(Extracted data entries)
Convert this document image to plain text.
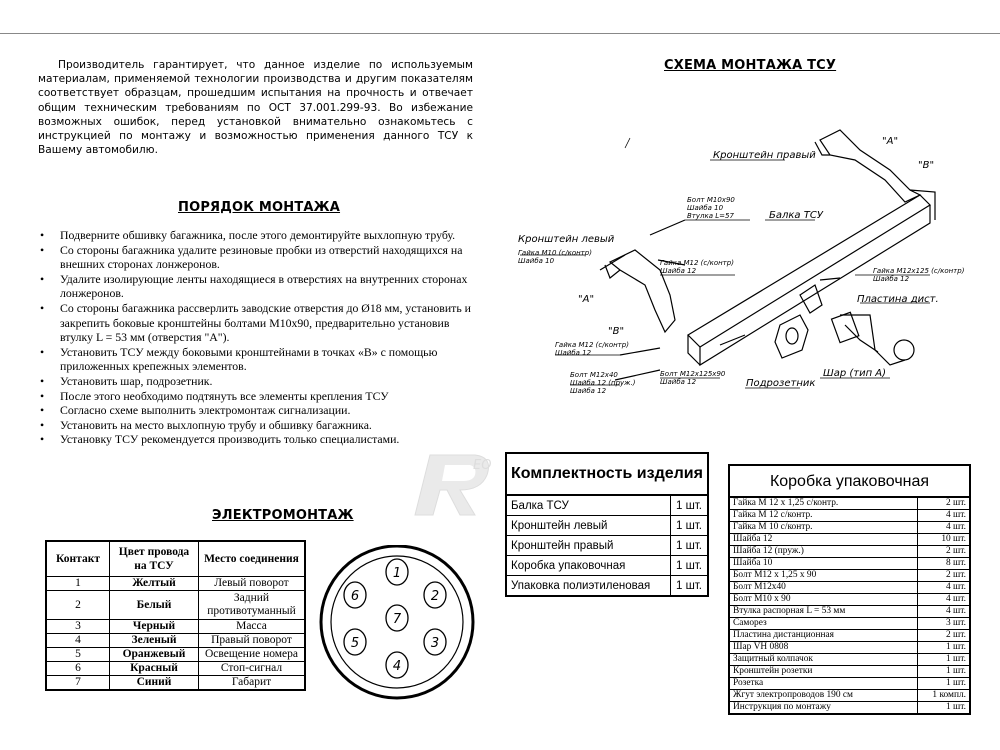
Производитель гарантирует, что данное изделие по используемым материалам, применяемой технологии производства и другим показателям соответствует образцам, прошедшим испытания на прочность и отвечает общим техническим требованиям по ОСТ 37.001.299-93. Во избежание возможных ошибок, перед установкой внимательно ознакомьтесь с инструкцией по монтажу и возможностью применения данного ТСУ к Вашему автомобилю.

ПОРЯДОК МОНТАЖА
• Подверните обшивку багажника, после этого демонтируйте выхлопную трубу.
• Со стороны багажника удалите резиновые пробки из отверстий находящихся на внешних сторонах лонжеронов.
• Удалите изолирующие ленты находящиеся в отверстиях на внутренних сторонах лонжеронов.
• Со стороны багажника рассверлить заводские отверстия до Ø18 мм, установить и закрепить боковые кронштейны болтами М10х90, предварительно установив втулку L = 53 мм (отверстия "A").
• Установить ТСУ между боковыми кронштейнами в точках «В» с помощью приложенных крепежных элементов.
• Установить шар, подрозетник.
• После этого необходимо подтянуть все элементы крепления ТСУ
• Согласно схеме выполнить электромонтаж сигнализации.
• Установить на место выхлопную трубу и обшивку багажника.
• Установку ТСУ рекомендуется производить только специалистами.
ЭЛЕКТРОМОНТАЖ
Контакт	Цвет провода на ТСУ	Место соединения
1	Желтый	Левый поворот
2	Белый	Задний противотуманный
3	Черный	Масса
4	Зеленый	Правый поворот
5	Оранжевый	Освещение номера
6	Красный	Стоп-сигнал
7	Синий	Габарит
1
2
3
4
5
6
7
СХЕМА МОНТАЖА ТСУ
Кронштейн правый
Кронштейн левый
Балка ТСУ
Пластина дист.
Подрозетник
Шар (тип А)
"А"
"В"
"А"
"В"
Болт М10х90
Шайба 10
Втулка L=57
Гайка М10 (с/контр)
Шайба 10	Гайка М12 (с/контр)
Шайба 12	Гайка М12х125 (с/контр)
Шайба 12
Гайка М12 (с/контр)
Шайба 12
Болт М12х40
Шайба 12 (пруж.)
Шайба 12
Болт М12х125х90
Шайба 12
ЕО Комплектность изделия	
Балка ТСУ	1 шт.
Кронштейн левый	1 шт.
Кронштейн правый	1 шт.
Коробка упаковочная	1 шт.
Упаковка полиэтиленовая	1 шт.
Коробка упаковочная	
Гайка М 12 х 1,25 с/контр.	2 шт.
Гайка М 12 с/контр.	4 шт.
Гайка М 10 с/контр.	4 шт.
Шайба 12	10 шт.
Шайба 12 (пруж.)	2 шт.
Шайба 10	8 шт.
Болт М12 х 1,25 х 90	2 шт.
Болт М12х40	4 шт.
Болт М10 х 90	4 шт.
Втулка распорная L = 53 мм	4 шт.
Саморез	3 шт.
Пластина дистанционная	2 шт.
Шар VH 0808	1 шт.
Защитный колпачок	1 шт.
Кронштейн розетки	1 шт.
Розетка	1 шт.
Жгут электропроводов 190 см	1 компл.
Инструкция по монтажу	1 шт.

--

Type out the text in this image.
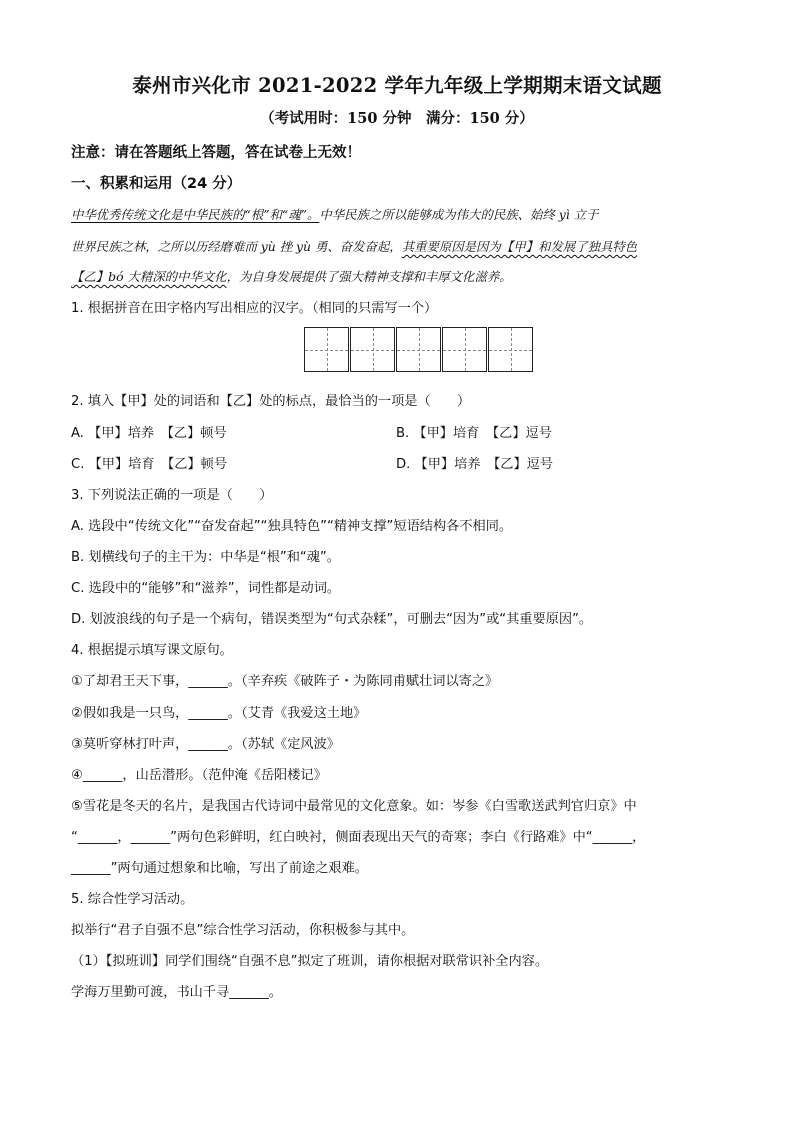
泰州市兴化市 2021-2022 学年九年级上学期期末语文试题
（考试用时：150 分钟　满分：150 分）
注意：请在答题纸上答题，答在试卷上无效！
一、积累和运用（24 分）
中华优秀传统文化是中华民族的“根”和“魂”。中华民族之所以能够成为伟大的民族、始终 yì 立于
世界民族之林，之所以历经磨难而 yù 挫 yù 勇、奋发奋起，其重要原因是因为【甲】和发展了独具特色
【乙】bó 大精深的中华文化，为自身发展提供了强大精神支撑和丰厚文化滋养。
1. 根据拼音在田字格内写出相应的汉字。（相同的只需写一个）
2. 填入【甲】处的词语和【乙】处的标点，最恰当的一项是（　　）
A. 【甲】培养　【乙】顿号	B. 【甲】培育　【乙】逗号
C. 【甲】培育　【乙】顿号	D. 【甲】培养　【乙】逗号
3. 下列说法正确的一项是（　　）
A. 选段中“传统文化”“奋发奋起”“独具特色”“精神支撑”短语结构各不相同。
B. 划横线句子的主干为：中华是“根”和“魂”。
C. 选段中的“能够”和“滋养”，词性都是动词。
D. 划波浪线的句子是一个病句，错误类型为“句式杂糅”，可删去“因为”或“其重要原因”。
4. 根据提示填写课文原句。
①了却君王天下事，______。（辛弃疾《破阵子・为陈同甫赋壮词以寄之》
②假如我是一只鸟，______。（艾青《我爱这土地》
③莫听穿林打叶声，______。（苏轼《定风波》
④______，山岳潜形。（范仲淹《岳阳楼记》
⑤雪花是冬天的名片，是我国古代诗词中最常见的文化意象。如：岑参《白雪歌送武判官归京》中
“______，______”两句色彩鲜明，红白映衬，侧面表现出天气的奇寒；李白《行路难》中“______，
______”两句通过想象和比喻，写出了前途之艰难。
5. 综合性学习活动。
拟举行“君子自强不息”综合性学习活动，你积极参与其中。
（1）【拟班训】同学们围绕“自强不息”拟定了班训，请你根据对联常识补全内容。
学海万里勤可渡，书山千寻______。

- **GOAL**:
For the entries above, count the lines that contain the string "контр", and state that number without further comment.

- **EXERCISE ANSWER**:
7